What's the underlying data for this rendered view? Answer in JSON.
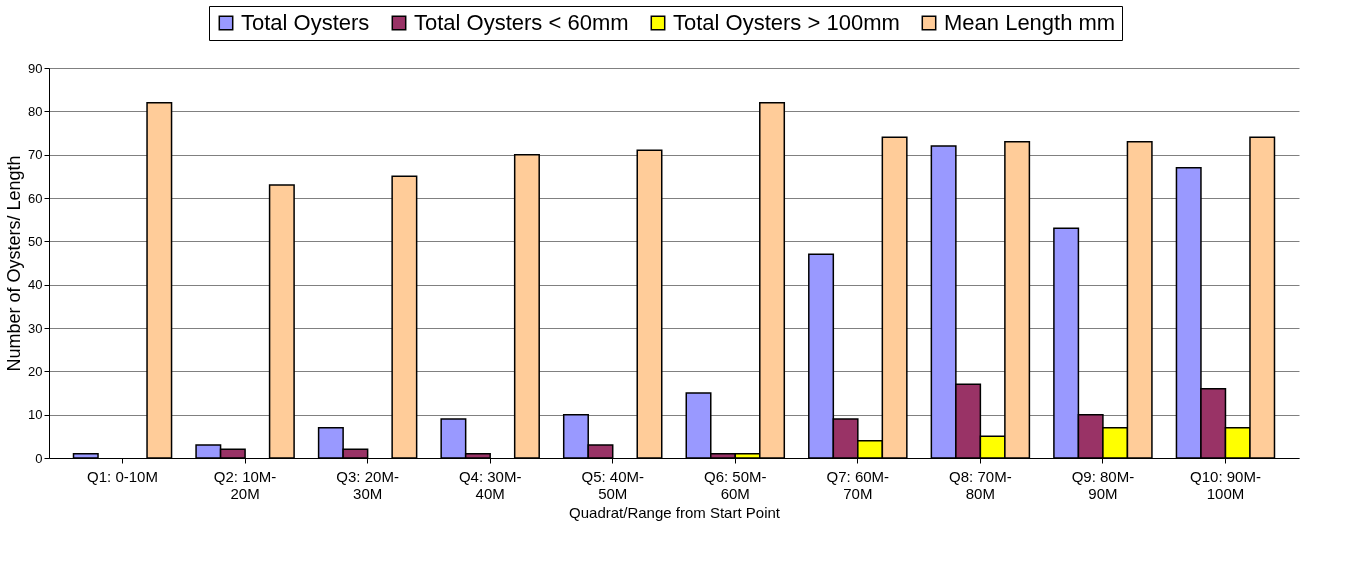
{
  "chart_data": {
    "type": "bar",
    "xlabel": "Quadrat/Range from Start Point",
    "ylabel": "Number of Oysters/ Length",
    "categories": [
      "Q1: 0-10M",
      "Q2: 10M-20M",
      "Q3: 20M-30M",
      "Q4: 30M-40M",
      "Q5: 40M-50M",
      "Q6: 50M-60M",
      "Q7: 60M-70M",
      "Q8: 70M-80M",
      "Q9: 80M-90M",
      "Q10: 90M-100M"
    ],
    "series": [
      {
        "name": "Total Oysters",
        "color": "#9999ff",
        "values": [
          1,
          3,
          7,
          9,
          10,
          15,
          47,
          72,
          53,
          67
        ]
      },
      {
        "name": "Total Oysters < 60mm",
        "color": "#993366",
        "values": [
          0,
          2,
          2,
          1,
          3,
          1,
          9,
          17,
          10,
          16
        ]
      },
      {
        "name": "Total Oysters > 100mm",
        "color": "#ffff00",
        "values": [
          0,
          0,
          0,
          0,
          0,
          1,
          4,
          5,
          7,
          7
        ]
      },
      {
        "name": "Mean Length mm",
        "color": "#ffcc99",
        "values": [
          82,
          63,
          65,
          70,
          71,
          82,
          74,
          73,
          73,
          74
        ]
      }
    ],
    "ylim": [
      0,
      90
    ],
    "yticks": [
      0,
      10,
      20,
      30,
      40,
      50,
      60,
      70,
      80,
      90
    ],
    "grid": "y",
    "legend": "top"
  }
}
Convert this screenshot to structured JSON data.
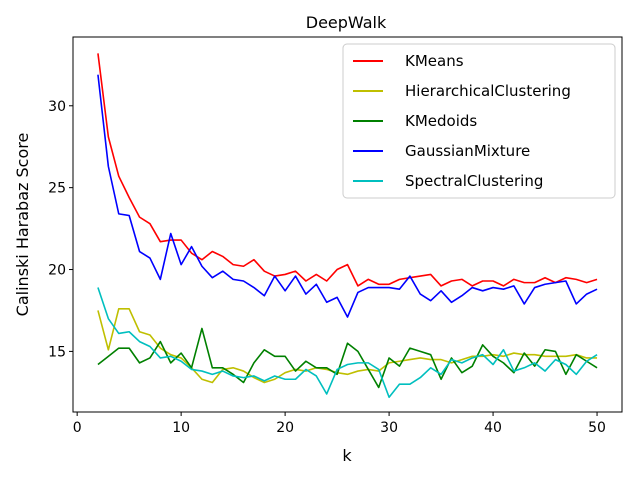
{
  "chart_data": {
    "type": "line",
    "title": "DeepWalk",
    "xlabel": "k",
    "ylabel": "Calinski Harabaz Score",
    "xlim": [
      -0.4,
      52.4
    ],
    "ylim": [
      11.3,
      34.2
    ],
    "xticks": [
      0,
      10,
      20,
      30,
      40,
      50
    ],
    "yticks": [
      15,
      20,
      25,
      30
    ],
    "grid": false,
    "legend_position": "top-right",
    "x": [
      2,
      3,
      4,
      5,
      6,
      7,
      8,
      9,
      10,
      11,
      12,
      13,
      14,
      15,
      16,
      17,
      18,
      19,
      20,
      21,
      22,
      23,
      24,
      25,
      26,
      27,
      28,
      29,
      30,
      31,
      32,
      33,
      34,
      35,
      36,
      37,
      38,
      39,
      40,
      41,
      42,
      43,
      44,
      45,
      46,
      47,
      48,
      49,
      50
    ],
    "series": [
      {
        "name": "KMeans",
        "color": "#ff0000",
        "values": [
          33.2,
          28.1,
          25.7,
          24.4,
          23.2,
          22.8,
          21.7,
          21.8,
          21.8,
          21.0,
          20.6,
          21.1,
          20.8,
          20.3,
          20.2,
          20.6,
          19.9,
          19.6,
          19.7,
          19.9,
          19.3,
          19.7,
          19.3,
          20.0,
          20.3,
          19.0,
          19.4,
          19.1,
          19.1,
          19.4,
          19.5,
          19.6,
          19.7,
          19.0,
          19.3,
          19.4,
          19.0,
          19.3,
          19.3,
          19.0,
          19.4,
          19.2,
          19.2,
          19.5,
          19.2,
          19.5,
          19.4,
          19.2,
          19.4
        ]
      },
      {
        "name": "HierarchicalClustering",
        "color": "#bfbf00",
        "values": [
          17.5,
          15.1,
          17.6,
          17.6,
          16.2,
          16.0,
          15.2,
          14.8,
          14.6,
          14.0,
          13.3,
          13.1,
          13.9,
          14.0,
          13.8,
          13.4,
          13.1,
          13.3,
          13.7,
          13.9,
          13.8,
          14.0,
          13.9,
          13.7,
          13.6,
          13.8,
          13.9,
          13.8,
          14.3,
          14.4,
          14.5,
          14.6,
          14.5,
          14.5,
          14.3,
          14.5,
          14.7,
          14.7,
          14.8,
          14.7,
          14.9,
          14.8,
          14.8,
          14.7,
          14.7,
          14.7,
          14.8,
          14.6,
          14.6
        ]
      },
      {
        "name": "KMedoids",
        "color": "#008000",
        "values": [
          14.2,
          14.7,
          15.2,
          15.2,
          14.3,
          14.6,
          15.6,
          14.3,
          14.9,
          14.0,
          16.4,
          14.0,
          14.0,
          13.6,
          13.1,
          14.3,
          15.1,
          14.7,
          14.7,
          13.8,
          14.4,
          14.0,
          14.0,
          13.6,
          15.5,
          15.0,
          13.9,
          12.8,
          14.6,
          14.1,
          15.2,
          15.0,
          14.8,
          13.3,
          14.6,
          13.7,
          14.1,
          15.4,
          14.7,
          14.3,
          13.7,
          14.9,
          14.1,
          15.1,
          15.0,
          13.6,
          14.8,
          14.4,
          14.0
        ]
      },
      {
        "name": "GaussianMixture",
        "color": "#0000ff",
        "values": [
          31.9,
          26.3,
          23.4,
          23.3,
          21.1,
          20.7,
          19.4,
          22.2,
          20.3,
          21.4,
          20.2,
          19.5,
          19.9,
          19.4,
          19.3,
          18.9,
          18.4,
          19.6,
          18.7,
          19.6,
          18.5,
          19.1,
          18.0,
          18.3,
          17.1,
          18.6,
          18.9,
          18.9,
          18.9,
          18.8,
          19.6,
          18.5,
          18.1,
          18.7,
          18.0,
          18.4,
          18.9,
          18.7,
          18.9,
          18.8,
          19.0,
          17.9,
          18.9,
          19.1,
          19.2,
          19.3,
          17.9,
          18.5,
          18.8
        ]
      },
      {
        "name": "SpectralClustering",
        "color": "#00bfbf",
        "values": [
          18.9,
          17.0,
          16.1,
          16.2,
          15.6,
          15.3,
          14.6,
          14.7,
          14.4,
          13.9,
          13.8,
          13.6,
          13.8,
          13.5,
          13.4,
          13.5,
          13.2,
          13.5,
          13.3,
          13.3,
          13.9,
          13.5,
          12.4,
          13.9,
          14.2,
          14.3,
          14.3,
          13.9,
          12.2,
          13.0,
          13.0,
          13.4,
          14.0,
          13.6,
          14.5,
          14.3,
          14.6,
          14.8,
          14.2,
          15.1,
          13.8,
          14.0,
          14.3,
          13.8,
          14.5,
          14.2,
          13.6,
          14.4,
          14.8
        ]
      }
    ]
  }
}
————————
§ **What to work on**:
Your copy of the data should match it exactly, except that pictures are left out.

§ **Worked answer**:
What's the underlying data for this rendered view? Answer in JSON.
{
  "chart_data": {
    "type": "bar",
    "xlabel": "Quadrat/Range from Start Point",
    "ylabel": "Number of Oysters/ Length",
    "categories": [
      "Q1: 0-10M",
      "Q2: 10M-20M",
      "Q3: 20M-30M",
      "Q4: 30M-40M",
      "Q5: 40M-50M",
      "Q6: 50M-60M",
      "Q7: 60M-70M",
      "Q8: 70M-80M",
      "Q9: 80M-90M",
      "Q10: 90M-100M"
    ],
    "series": [
      {
        "name": "Total Oysters",
        "color": "#9999ff",
        "values": [
          1,
          3,
          7,
          9,
          10,
          15,
          47,
          72,
          53,
          67
        ]
      },
      {
        "name": "Total Oysters < 60mm",
        "color": "#993366",
        "values": [
          0,
          2,
          2,
          1,
          3,
          1,
          9,
          17,
          10,
          16
        ]
      },
      {
        "name": "Total Oysters > 100mm",
        "color": "#ffff00",
        "values": [
          0,
          0,
          0,
          0,
          0,
          1,
          4,
          5,
          7,
          7
        ]
      },
      {
        "name": "Mean Length mm",
        "color": "#ffcc99",
        "values": [
          82,
          63,
          65,
          70,
          71,
          82,
          74,
          73,
          73,
          74
        ]
      }
    ],
    "ylim": [
      0,
      90
    ],
    "yticks": [
      0,
      10,
      20,
      30,
      40,
      50,
      60,
      70,
      80,
      90
    ],
    "grid": "y",
    "legend": "top"
  }
}
Convert this screenshot to structured JSON data.
{
  "chart_data": {
    "type": "line",
    "title": "DeepWalk",
    "xlabel": "k",
    "ylabel": "Calinski Harabaz Score",
    "xlim": [
      -0.4,
      52.4
    ],
    "ylim": [
      11.3,
      34.2
    ],
    "xticks": [
      0,
      10,
      20,
      30,
      40,
      50
    ],
    "yticks": [
      15,
      20,
      25,
      30
    ],
    "grid": false,
    "legend_position": "top-right",
    "x": [
      2,
      3,
      4,
      5,
      6,
      7,
      8,
      9,
      10,
      11,
      12,
      13,
      14,
      15,
      16,
      17,
      18,
      19,
      20,
      21,
      22,
      23,
      24,
      25,
      26,
      27,
      28,
      29,
      30,
      31,
      32,
      33,
      34,
      35,
      36,
      37,
      38,
      39,
      40,
      41,
      42,
      43,
      44,
      45,
      46,
      47,
      48,
      49,
      50
    ],
    "series": [
      {
        "name": "KMeans",
        "color": "#ff0000",
        "values": [
          33.2,
          28.1,
          25.7,
          24.4,
          23.2,
          22.8,
          21.7,
          21.8,
          21.8,
          21.0,
          20.6,
          21.1,
          20.8,
          20.3,
          20.2,
          20.6,
          19.9,
          19.6,
          19.7,
          19.9,
          19.3,
          19.7,
          19.3,
          20.0,
          20.3,
          19.0,
          19.4,
          19.1,
          19.1,
          19.4,
          19.5,
          19.6,
          19.7,
          19.0,
          19.3,
          19.4,
          19.0,
          19.3,
          19.3,
          19.0,
          19.4,
          19.2,
          19.2,
          19.5,
          19.2,
          19.5,
          19.4,
          19.2,
          19.4
        ]
      },
      {
        "name": "HierarchicalClustering",
        "color": "#bfbf00",
        "values": [
          17.5,
          15.1,
          17.6,
          17.6,
          16.2,
          16.0,
          15.2,
          14.8,
          14.6,
          14.0,
          13.3,
          13.1,
          13.9,
          14.0,
          13.8,
          13.4,
          13.1,
          13.3,
          13.7,
          13.9,
          13.8,
          14.0,
          13.9,
          13.7,
          13.6,
          13.8,
          13.9,
          13.8,
          14.3,
          14.4,
          14.5,
          14.6,
          14.5,
          14.5,
          14.3,
          14.5,
          14.7,
          14.7,
          14.8,
          14.7,
          14.9,
          14.8,
          14.8,
          14.7,
          14.7,
          14.7,
          14.8,
          14.6,
          14.6
        ]
      },
      {
        "name": "KMedoids",
        "color": "#008000",
        "values": [
          14.2,
          14.7,
          15.2,
          15.2,
          14.3,
          14.6,
          15.6,
          14.3,
          14.9,
          14.0,
          16.4,
          14.0,
          14.0,
          13.6,
          13.1,
          14.3,
          15.1,
          14.7,
          14.7,
          13.8,
          14.4,
          14.0,
          14.0,
          13.6,
          15.5,
          15.0,
          13.9,
          12.8,
          14.6,
          14.1,
          15.2,
          15.0,
          14.8,
          13.3,
          14.6,
          13.7,
          14.1,
          15.4,
          14.7,
          14.3,
          13.7,
          14.9,
          14.1,
          15.1,
          15.0,
          13.6,
          14.8,
          14.4,
          14.0
        ]
      },
      {
        "name": "GaussianMixture",
        "color": "#0000ff",
        "values": [
          31.9,
          26.3,
          23.4,
          23.3,
          21.1,
          20.7,
          19.4,
          22.2,
          20.3,
          21.4,
          20.2,
          19.5,
          19.9,
          19.4,
          19.3,
          18.9,
          18.4,
          19.6,
          18.7,
          19.6,
          18.5,
          19.1,
          18.0,
          18.3,
          17.1,
          18.6,
          18.9,
          18.9,
          18.9,
          18.8,
          19.6,
          18.5,
          18.1,
          18.7,
          18.0,
          18.4,
          18.9,
          18.7,
          18.9,
          18.8,
          19.0,
          17.9,
          18.9,
          19.1,
          19.2,
          19.3,
          17.9,
          18.5,
          18.8
        ]
      },
      {
        "name": "SpectralClustering",
        "color": "#00bfbf",
        "values": [
          18.9,
          17.0,
          16.1,
          16.2,
          15.6,
          15.3,
          14.6,
          14.7,
          14.4,
          13.9,
          13.8,
          13.6,
          13.8,
          13.5,
          13.4,
          13.5,
          13.2,
          13.5,
          13.3,
          13.3,
          13.9,
          13.5,
          12.4,
          13.9,
          14.2,
          14.3,
          14.3,
          13.9,
          12.2,
          13.0,
          13.0,
          13.4,
          14.0,
          13.6,
          14.5,
          14.3,
          14.6,
          14.8,
          14.2,
          15.1,
          13.8,
          14.0,
          14.3,
          13.8,
          14.5,
          14.2,
          13.6,
          14.4,
          14.8
        ]
      }
    ]
  }
}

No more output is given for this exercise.